[Recorded data]
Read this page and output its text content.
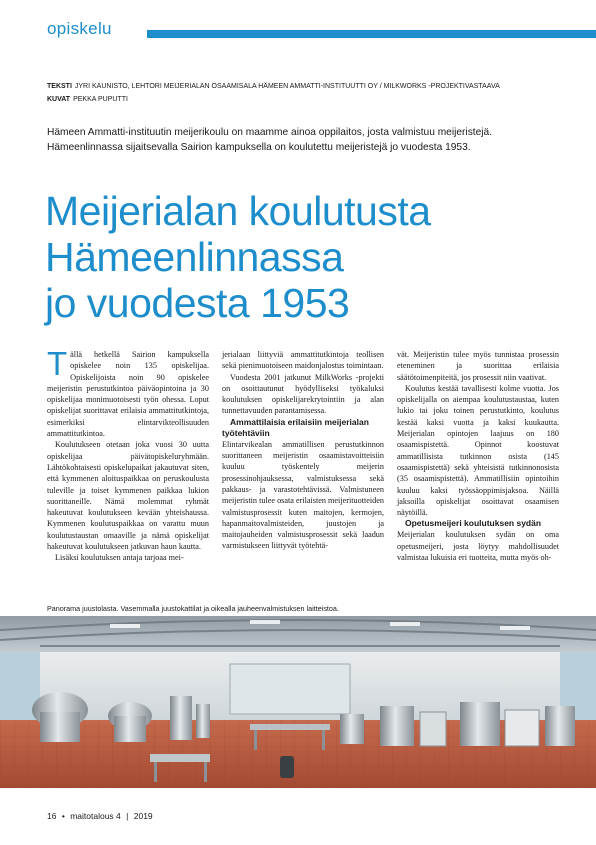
opiskelu
TEKSTI JYRI KAUNISTO, LEHTORI MEIJERIALAN OSAAMISALA HÄMEEN AMMATTI-INSTITUUTTI OY / MILKWORKS -PROJEKTIVASTAAVA
KUVAT PEKKA PUPUTTI
Hämeen Ammatti-instituutin meijerikoulu on maamme ainoa oppilaitos, josta valmistuu meijeristejä. Hämeenlinnassa sijaitsevalla Sairion kampuksella on koulutettu meijeristejä jo vuodesta 1953.
Meijerialan koulutusta
Hämeenlinnassa
jo vuodesta 1953

Tällä hetkellä Sairion kampuksella opiskelee noin 135 opiskelijaa. Opiskelijoista noin 90 opiskelee meijeristin perustutkintoa päiväopintoina ja 30 opiskelijaa monimuotoisesti työn ohessa. Loput opiskelijat suorittavat erilaisia ammattitutkintoja, esimerkiksi elintarvikteollisuuden ammattitutkintoa.

Koulutukseen otetaan joka vuosi 30 uutta opiskelijaa päivätopiskeluryhmään. Lähtökohtaisesti opiskelupaikat jakautuvat siten, että kymmenen aloituspaikkaa on peruskoulusta tuleville ja toiset kymmenen paikkaa lukion suorittaneille. Nämä molemmat ryhmät hakeutuvat koulutukseen kevään yhteishaussa. Kymmenen koulutuspaikkaa on varattu muun koulutustaustan omaaville ja nämä opiskelijat hakeutuvat koulutukseen jatkuvan haun kautta.

Lisäksi koulutuksen antaja tarjoaa mei-

jerialaan liittyviä ammattitutkintoja teollisen sekä pienimuotoiseen maidonjalostus toimintaan.

Vuodesta 2001 jatkunut MilkWorks -projekti on osoittautunut hyödylliseksi työkaluksi koulutuksen opiskelijarekrytointiin ja alan tunnettavuuden parantamisessa.

Ammattilaisia erilaisiin meijerialan työtehtäviin

Elintarvikealan ammatillisen perustutkinnon suorittaneen meijeristin osaamistavoitteisiin kuuluu työskentely meijerin prosessinohjauksessa, valmistuksessa sekä pakkaus- ja varastotehtävissä. Valmistuneen meijeristin tulee osata erilaisten meijerituotteiden valmistusprosessit kuten maitojen, kermojen, hapanmaitovalmisteiden, juustojen ja maitojauheiden valmistusprosessit sekä laadun varmistukseen liittyvät työtehtä-

vät. Meijeristin tulee myös tunnistaa prosessin eteneminen ja suorittaa erilaisia säätötoimenpiteitä, jos prosessit niin vaativat.

Koulutus kestää tavallisesti kolme vuotta. Jos opiskelijalla on aiempaa koulutustaustaa, kuten lukio tai joku toinen perustutkinto, koulutus kestää kaksi vuotta ja kaksi kuukautta. Meijerialan opintojen laajuus on 180 osaamispistettä. Opinnot koostuvat ammatillisista tutkinnon osista (145 osaamispistettä) sekä yhteisistä tutkinnonosista (35 osaamispistettä). Ammatillisiin opintoihin kuuluu kaksi työssäoppimisjaksoa. Näillä jaksoilla opiskelijat osoittavat osaamisen näytöillä.

Opetusmeijeri koulutuksen sydän

Meijerialan koulutuksen sydän on oma opetusmeijeri, josta löytyy mahdollisuudet valmistaa lukuisia eri tuotteita, mutta myös oh-

Panorama juustolasta. Vasemmalla juustokattilat ja oikealla jauheenvalmistuksen laitteistoa.
16 • maitotalous 4 | 2019
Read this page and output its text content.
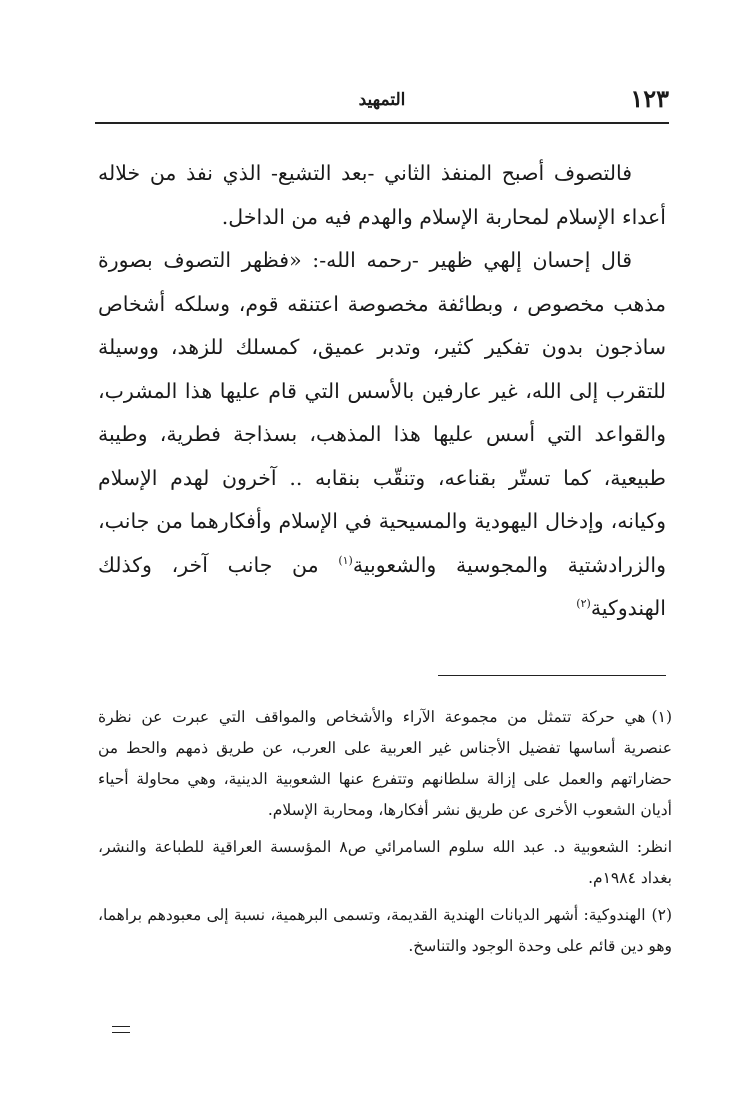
١٢٣
التمهيد

فالتصوف أصبح المنفذ الثاني -بعد التشيع- الذي نفذ من خلاله أعداء الإسلام لمحاربة الإسلام والهدم فيه من الداخل.

قال إحسان إلهي ظهير -رحمه الله-: «فظهر التصوف بصورة مذهب مخصوص ، وبطائفة مخصوصة اعتنقه قوم، وسلكه أشخاص ساذجون بدون تفكير كثير، وتدبر عميق، كمسلك للزهد، ووسيلة للتقرب إلى الله، غير عارفين بالأسس التي قام عليها هذا المشرب، والقواعد التي أسس عليها هذا المذهب، بسذاجة فطرية، وطيبة طبيعية، كما تستّر بقناعه، وتنقّب بنقابه .. آخرون لهدم الإسلام وكيانه، وإدخال اليهودية والمسيحية في الإسلام وأفكارهما من جانب، والزرادشتية والمجوسية والشعوبية$^{(١)}$ من جانب آخر، وكذلك الهندوكية$^{(٢)}$

(١)هي حركة تتمثل من مجموعة الآراء والأشخاص والمواقف التي عبرت عن نظرة عنصرية أساسها تفضيل الأجناس غير العربية على العرب، عن طريق ذمهم والحط من حضاراتهم والعمل على إزالة سلطانهم وتتفرع عنها الشعوبية الدينية، وهي محاولة أحياء أديان الشعوب الأخرى عن طريق نشر أفكارها، ومحاربة الإسلام.

انظر: الشعوبية د. عبد الله سلوم السامرائي ص٨ المؤسسة العراقية للطباعة والنشر، بغداد ١٩٨٤م.

(٢)الهندوكية: أشهر الديانات الهندية القديمة، وتسمى البرهمية، نسبة إلى معبودهم براهما، وهو دين قائم على وحدة الوجود والتناسخ.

**Exercise prompt:**
Write out each entry exactly as given, but skip the pictures.

**Solution to this exercise:**
Read this page and output its text content.
opiskelu
TEKSTI JYRI KAUNISTO, LEHTORI MEIJERIALAN OSAAMISALA HÄMEEN AMMATTI-INSTITUUTTI OY / MILKWORKS -PROJEKTIVASTAAVA
KUVAT PEKKA PUPUTTI
Hämeen Ammatti-instituutin meijerikoulu on maamme ainoa oppilaitos, josta valmistuu meijeristejä. Hämeenlinnassa sijaitsevalla Sairion kampuksella on koulutettu meijeristejä jo vuodesta 1953.
Meijerialan koulutusta
Hämeenlinnassa
jo vuodesta 1953

Tällä hetkellä Sairion kampuksella opiskelee noin 135 opiskelijaa. Opiskelijoista noin 90 opiskelee meijeristin perustutkintoa päiväopintoina ja 30 opiskelijaa monimuotoisesti työn ohessa. Loput opiskelijat suorittavat erilaisia ammattitutkintoja, esimerkiksi elintarvikteollisuuden ammattitutkintoa.

Koulutukseen otetaan joka vuosi 30 uutta opiskelijaa päivätopiskeluryhmään. Lähtökohtaisesti opiskelupaikat jakautuvat siten, että kymmenen aloituspaikkaa on peruskoulusta tuleville ja toiset kymmenen paikkaa lukion suorittaneille. Nämä molemmat ryhmät hakeutuvat koulutukseen kevään yhteishaussa. Kymmenen koulutuspaikkaa on varattu muun koulutustaustan omaaville ja nämä opiskelijat hakeutuvat koulutukseen jatkuvan haun kautta.

Lisäksi koulutuksen antaja tarjoaa mei-

jerialaan liittyviä ammattitutkintoja teollisen sekä pienimuotoiseen maidonjalostus toimintaan.

Vuodesta 2001 jatkunut MilkWorks -projekti on osoittautunut hyödylliseksi työkaluksi koulutuksen opiskelijarekrytointiin ja alan tunnettavuuden parantamisessa.

Ammattilaisia erilaisiin meijerialan työtehtäviin

Elintarvikealan ammatillisen perustutkinnon suorittaneen meijeristin osaamistavoitteisiin kuuluu työskentely meijerin prosessinohjauksessa, valmistuksessa sekä pakkaus- ja varastotehtävissä. Valmistuneen meijeristin tulee osata erilaisten meijerituotteiden valmistusprosessit kuten maitojen, kermojen, hapanmaitovalmisteiden, juustojen ja maitojauheiden valmistusprosessit sekä laadun varmistukseen liittyvät työtehtä-

vät. Meijeristin tulee myös tunnistaa prosessin eteneminen ja suorittaa erilaisia säätötoimenpiteitä, jos prosessit niin vaativat.

Koulutus kestää tavallisesti kolme vuotta. Jos opiskelijalla on aiempaa koulutustaustaa, kuten lukio tai joku toinen perustutkinto, koulutus kestää kaksi vuotta ja kaksi kuukautta. Meijerialan opintojen laajuus on 180 osaamispistettä. Opinnot koostuvat ammatillisista tutkinnon osista (145 osaamispistettä) sekä yhteisistä tutkinnonosista (35 osaamispistettä). Ammatillisiin opintoihin kuuluu kaksi työssäoppimisjaksoa. Näillä jaksoilla opiskelijat osoittavat osaamisen näytöillä.

Opetusmeijeri koulutuksen sydän

Meijerialan koulutuksen sydän on oma opetusmeijeri, josta löytyy mahdollisuudet valmistaa lukuisia eri tuotteita, mutta myös oh-

Panorama juustolasta. Vasemmalla juustokattilat ja oikealla jauheenvalmistuksen laitteistoa.
16 • maitotalous 4 | 2019
Read this page and output its text content.
١٢٣
التمهيد

فالتصوف أصبح المنفذ الثاني -بعد التشيع- الذي نفذ من خلاله أعداء الإسلام لمحاربة الإسلام والهدم فيه من الداخل.

قال إحسان إلهي ظهير -رحمه الله-: «فظهر التصوف بصورة مذهب مخصوص ، وبطائفة مخصوصة اعتنقه قوم، وسلكه أشخاص ساذجون بدون تفكير كثير، وتدبر عميق، كمسلك للزهد، ووسيلة للتقرب إلى الله، غير عارفين بالأسس التي قام عليها هذا المشرب، والقواعد التي أسس عليها هذا المذهب، بسذاجة فطرية، وطيبة طبيعية، كما تستّر بقناعه، وتنقّب بنقابه .. آخرون لهدم الإسلام وكيانه، وإدخال اليهودية والمسيحية في الإسلام وأفكارهما من جانب، والزرادشتية والمجوسية والشعوبية$^{(١)}$ من جانب آخر، وكذلك الهندوكية$^{(٢)}$

(١)هي حركة تتمثل من مجموعة الآراء والأشخاص والمواقف التي عبرت عن نظرة عنصرية أساسها تفضيل الأجناس غير العربية على العرب، عن طريق ذمهم والحط من حضاراتهم والعمل على إزالة سلطانهم وتتفرع عنها الشعوبية الدينية، وهي محاولة أحياء أديان الشعوب الأخرى عن طريق نشر أفكارها، ومحاربة الإسلام.

انظر: الشعوبية د. عبد الله سلوم السامرائي ص٨ المؤسسة العراقية للطباعة والنشر، بغداد ١٩٨٤م.

(٢)الهندوكية: أشهر الديانات الهندية القديمة، وتسمى البرهمية، نسبة إلى معبودهم براهما، وهو دين قائم على وحدة الوجود والتناسخ.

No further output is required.